Stated exercise:
Search the records for the word "ylabel" and report each line that has it.

(Dataset records)
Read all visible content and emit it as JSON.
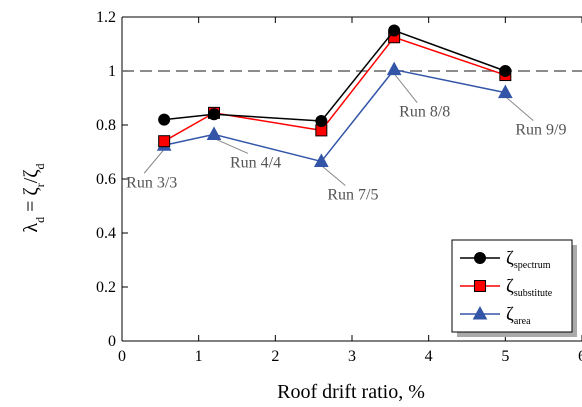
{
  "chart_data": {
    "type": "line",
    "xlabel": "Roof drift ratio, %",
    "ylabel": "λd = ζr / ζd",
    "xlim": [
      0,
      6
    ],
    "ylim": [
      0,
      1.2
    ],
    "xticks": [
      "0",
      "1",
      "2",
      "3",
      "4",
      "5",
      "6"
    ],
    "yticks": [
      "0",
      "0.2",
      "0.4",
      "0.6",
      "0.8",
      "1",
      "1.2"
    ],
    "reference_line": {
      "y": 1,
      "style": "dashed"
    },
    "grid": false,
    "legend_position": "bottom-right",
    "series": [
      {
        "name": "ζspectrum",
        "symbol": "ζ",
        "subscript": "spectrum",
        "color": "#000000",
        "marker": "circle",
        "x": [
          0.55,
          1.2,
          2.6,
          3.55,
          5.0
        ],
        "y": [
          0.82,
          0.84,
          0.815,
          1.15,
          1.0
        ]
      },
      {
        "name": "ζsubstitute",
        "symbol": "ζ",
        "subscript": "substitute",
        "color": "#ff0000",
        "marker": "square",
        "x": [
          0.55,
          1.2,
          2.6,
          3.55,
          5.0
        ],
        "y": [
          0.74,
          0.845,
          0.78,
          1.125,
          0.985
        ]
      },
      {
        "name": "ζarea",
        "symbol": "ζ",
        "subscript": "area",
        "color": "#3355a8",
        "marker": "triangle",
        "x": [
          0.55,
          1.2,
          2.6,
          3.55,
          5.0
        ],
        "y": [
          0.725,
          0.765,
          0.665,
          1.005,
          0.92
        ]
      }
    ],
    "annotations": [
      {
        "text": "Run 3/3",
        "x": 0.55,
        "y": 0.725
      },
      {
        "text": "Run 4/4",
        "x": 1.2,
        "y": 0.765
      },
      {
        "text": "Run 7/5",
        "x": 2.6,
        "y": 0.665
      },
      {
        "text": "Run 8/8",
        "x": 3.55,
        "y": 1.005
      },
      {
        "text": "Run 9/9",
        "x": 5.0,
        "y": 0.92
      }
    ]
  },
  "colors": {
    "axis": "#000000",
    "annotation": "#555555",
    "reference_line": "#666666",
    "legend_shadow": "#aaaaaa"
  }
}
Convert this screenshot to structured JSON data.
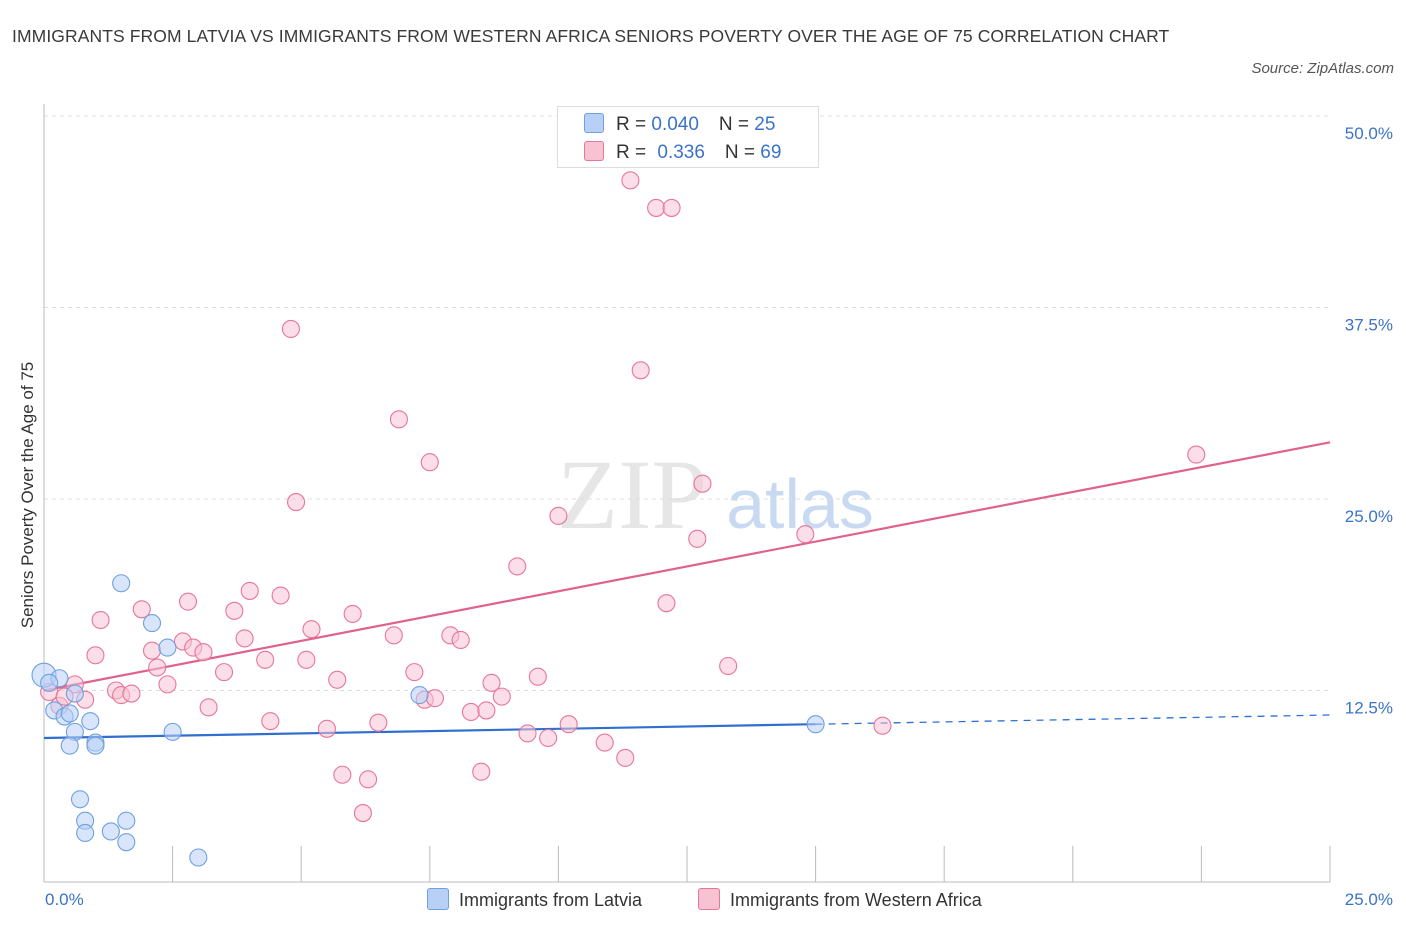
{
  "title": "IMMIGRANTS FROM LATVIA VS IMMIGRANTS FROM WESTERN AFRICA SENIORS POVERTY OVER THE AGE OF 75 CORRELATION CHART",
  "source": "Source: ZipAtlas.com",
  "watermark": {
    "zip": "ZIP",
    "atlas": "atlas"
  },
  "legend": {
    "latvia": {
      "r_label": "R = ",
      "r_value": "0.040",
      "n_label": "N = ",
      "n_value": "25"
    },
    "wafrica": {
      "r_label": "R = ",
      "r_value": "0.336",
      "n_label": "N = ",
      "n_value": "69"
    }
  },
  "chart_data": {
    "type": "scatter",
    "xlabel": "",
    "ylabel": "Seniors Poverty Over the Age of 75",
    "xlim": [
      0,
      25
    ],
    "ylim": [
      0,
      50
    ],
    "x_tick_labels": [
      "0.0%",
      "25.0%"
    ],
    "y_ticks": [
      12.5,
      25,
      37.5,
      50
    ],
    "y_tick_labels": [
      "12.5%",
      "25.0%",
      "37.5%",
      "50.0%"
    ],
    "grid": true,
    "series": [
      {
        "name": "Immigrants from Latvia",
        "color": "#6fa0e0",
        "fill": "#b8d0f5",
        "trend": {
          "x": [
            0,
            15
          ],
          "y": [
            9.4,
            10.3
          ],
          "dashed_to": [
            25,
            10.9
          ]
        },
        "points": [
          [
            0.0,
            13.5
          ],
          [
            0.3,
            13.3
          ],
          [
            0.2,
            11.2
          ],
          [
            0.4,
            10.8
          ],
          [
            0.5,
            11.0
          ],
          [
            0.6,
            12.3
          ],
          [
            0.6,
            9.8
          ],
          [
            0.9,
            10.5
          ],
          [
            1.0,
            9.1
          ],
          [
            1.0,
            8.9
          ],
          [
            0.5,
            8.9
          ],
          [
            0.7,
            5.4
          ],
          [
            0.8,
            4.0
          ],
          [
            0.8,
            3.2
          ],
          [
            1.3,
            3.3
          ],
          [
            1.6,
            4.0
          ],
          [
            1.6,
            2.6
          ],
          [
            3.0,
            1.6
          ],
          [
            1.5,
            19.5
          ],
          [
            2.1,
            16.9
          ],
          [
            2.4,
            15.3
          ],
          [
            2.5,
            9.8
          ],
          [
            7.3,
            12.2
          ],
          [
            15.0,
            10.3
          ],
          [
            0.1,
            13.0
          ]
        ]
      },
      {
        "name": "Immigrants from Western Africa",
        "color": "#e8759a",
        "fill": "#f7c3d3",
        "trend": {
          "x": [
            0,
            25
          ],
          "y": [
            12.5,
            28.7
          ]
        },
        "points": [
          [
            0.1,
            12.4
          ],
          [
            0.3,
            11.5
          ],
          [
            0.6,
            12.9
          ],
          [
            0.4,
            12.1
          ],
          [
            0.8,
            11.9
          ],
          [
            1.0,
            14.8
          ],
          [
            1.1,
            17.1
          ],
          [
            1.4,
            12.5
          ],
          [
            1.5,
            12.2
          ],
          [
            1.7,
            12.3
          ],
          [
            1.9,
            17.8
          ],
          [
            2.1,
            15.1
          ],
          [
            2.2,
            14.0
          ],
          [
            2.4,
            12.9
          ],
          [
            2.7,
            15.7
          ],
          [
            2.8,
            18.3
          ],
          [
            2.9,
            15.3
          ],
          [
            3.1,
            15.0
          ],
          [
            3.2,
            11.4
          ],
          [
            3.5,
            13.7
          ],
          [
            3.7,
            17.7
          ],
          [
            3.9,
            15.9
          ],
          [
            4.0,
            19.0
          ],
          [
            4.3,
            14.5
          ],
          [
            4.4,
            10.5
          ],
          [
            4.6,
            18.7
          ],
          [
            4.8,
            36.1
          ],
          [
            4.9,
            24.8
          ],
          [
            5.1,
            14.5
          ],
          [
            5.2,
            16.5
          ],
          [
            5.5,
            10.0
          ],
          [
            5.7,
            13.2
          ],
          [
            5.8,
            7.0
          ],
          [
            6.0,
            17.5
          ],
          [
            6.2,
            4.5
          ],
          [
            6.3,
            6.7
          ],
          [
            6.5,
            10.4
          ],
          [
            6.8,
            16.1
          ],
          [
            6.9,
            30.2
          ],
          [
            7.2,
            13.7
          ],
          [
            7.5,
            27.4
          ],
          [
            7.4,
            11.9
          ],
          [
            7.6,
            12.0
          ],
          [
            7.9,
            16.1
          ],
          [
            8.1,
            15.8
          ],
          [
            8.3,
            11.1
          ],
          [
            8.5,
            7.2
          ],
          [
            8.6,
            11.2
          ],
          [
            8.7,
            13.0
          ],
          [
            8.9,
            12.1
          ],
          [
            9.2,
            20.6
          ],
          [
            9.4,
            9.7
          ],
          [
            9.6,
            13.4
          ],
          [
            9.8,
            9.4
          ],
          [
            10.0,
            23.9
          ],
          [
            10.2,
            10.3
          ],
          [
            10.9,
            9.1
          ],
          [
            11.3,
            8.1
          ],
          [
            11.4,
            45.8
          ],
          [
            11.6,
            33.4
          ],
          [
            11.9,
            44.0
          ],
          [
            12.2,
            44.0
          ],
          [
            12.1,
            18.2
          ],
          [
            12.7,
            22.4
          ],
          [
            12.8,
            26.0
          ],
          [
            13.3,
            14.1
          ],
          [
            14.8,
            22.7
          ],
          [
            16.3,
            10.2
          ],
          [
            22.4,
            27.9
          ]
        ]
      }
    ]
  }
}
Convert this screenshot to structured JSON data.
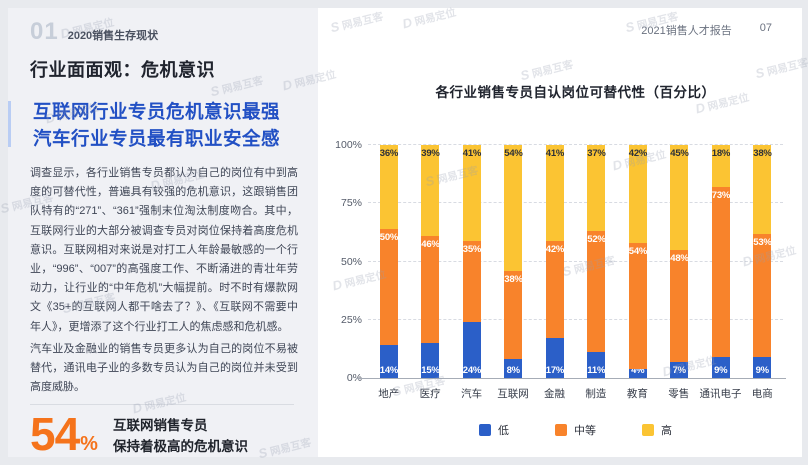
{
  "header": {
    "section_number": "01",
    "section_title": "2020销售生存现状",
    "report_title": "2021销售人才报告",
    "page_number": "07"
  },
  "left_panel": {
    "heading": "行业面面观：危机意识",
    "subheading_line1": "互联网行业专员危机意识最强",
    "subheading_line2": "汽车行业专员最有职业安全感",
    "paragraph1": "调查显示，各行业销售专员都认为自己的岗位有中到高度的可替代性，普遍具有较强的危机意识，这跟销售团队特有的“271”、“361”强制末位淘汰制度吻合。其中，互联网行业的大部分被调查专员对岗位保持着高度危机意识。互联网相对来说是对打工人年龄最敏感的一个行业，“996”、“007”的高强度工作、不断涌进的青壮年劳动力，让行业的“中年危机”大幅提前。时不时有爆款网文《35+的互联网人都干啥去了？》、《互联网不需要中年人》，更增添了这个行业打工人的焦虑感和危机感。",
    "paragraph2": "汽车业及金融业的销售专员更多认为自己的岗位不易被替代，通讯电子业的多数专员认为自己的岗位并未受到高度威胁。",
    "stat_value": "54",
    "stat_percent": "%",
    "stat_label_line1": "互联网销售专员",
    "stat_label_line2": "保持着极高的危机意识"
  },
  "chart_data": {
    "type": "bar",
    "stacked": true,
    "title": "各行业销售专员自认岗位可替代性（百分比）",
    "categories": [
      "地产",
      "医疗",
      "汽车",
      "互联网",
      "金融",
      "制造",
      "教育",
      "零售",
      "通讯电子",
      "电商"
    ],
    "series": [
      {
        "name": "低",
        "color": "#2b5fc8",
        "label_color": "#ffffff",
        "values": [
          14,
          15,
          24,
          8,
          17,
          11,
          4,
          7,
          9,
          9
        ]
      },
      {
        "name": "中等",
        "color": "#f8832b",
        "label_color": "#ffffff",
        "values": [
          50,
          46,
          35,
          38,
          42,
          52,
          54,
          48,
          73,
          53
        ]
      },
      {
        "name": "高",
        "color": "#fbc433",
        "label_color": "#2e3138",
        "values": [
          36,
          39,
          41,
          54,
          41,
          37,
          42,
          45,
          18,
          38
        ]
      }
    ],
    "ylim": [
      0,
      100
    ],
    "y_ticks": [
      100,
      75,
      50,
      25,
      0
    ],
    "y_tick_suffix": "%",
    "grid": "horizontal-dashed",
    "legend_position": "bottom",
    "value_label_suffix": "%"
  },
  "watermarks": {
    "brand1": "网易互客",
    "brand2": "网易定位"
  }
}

Output of the exercise:
    "ylabel": "λd = ζr / ζd",
    "ylabel": "Seniors Poverty Over the Age of 75",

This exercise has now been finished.